◆ **TASK DETAILS**: Take the line containing "What does this" and all lines after it to the end of the records, and output them exactly.

>> start MATERIAL FOR THE TASK

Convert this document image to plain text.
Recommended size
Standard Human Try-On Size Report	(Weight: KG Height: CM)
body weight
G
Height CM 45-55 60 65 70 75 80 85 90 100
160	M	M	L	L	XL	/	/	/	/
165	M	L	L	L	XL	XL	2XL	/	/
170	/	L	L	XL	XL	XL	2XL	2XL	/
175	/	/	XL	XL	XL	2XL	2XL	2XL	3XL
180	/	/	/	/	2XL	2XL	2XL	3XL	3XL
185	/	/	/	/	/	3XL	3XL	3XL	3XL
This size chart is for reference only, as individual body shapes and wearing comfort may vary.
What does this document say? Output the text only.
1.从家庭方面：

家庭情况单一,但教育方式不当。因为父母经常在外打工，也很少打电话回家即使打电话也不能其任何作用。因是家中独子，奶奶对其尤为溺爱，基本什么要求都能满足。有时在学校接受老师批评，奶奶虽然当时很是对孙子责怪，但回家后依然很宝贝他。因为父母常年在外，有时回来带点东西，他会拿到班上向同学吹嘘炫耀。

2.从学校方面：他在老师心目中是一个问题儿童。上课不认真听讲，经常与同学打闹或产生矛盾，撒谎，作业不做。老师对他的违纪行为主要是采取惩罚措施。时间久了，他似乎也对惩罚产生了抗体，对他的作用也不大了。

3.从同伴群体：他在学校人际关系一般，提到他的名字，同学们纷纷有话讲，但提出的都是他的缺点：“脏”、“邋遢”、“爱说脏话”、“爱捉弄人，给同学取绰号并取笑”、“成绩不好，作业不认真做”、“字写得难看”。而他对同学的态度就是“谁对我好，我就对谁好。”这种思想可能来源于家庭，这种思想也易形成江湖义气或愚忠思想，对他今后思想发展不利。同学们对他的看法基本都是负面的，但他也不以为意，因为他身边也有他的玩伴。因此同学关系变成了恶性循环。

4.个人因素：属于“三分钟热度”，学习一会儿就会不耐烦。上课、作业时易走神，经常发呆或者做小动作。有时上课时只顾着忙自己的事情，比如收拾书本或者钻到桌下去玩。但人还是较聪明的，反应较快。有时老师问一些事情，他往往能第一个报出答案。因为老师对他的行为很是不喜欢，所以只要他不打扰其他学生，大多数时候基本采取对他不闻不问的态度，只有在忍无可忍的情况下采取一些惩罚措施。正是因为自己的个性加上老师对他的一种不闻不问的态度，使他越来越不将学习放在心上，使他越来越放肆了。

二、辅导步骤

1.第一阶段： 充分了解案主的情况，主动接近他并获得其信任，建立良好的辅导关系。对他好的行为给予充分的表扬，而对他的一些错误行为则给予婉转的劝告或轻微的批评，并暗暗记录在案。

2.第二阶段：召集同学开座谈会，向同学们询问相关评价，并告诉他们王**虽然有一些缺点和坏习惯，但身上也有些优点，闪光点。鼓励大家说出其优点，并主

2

>> end MATERIAL FOR THE TASK

◆ **EXERCISE OUTPUT**:
What does this document say? Output the text only.
1.从家庭方面：

家庭情况单一,但教育方式不当。因为父母经常在外打工，也很少打电话回家即使打电话也不能其任何作用。因是家中独子，奶奶对其尤为溺爱，基本什么要求都能满足。有时在学校接受老师批评，奶奶虽然当时很是对孙子责怪，但回家后依然很宝贝他。因为父母常年在外，有时回来带点东西，他会拿到班上向同学吹嘘炫耀。

2.从学校方面：他在老师心目中是一个问题儿童。上课不认真听讲，经常与同学打闹或产生矛盾，撒谎，作业不做。老师对他的违纪行为主要是采取惩罚措施。时间久了，他似乎也对惩罚产生了抗体，对他的作用也不大了。

3.从同伴群体：他在学校人际关系一般，提到他的名字，同学们纷纷有话讲，但提出的都是他的缺点：“脏”、“邋遢”、“爱说脏话”、“爱捉弄人，给同学取绰号并取笑”、“成绩不好，作业不认真做”、“字写得难看”。而他对同学的态度就是“谁对我好，我就对谁好。”这种思想可能来源于家庭，这种思想也易形成江湖义气或愚忠思想，对他今后思想发展不利。同学们对他的看法基本都是负面的，但他也不以为意，因为他身边也有他的玩伴。因此同学关系变成了恶性循环。

4.个人因素：属于“三分钟热度”，学习一会儿就会不耐烦。上课、作业时易走神，经常发呆或者做小动作。有时上课时只顾着忙自己的事情，比如收拾书本或者钻到桌下去玩。但人还是较聪明的，反应较快。有时老师问一些事情，他往往能第一个报出答案。因为老师对他的行为很是不喜欢，所以只要他不打扰其他学生，大多数时候基本采取对他不闻不问的态度，只有在忍无可忍的情况下采取一些惩罚措施。正是因为自己的个性加上老师对他的一种不闻不问的态度，使他越来越不将学习放在心上，使他越来越放肆了。

二、辅导步骤

1.第一阶段： 充分了解案主的情况，主动接近他并获得其信任，建立良好的辅导关系。对他好的行为给予充分的表扬，而对他的一些错误行为则给予婉转的劝告或轻微的批评，并暗暗记录在案。

2.第二阶段：召集同学开座谈会，向同学们询问相关评价，并告诉他们王**虽然有一些缺点和坏习惯，但身上也有些优点，闪光点。鼓励大家说出其优点，并主

2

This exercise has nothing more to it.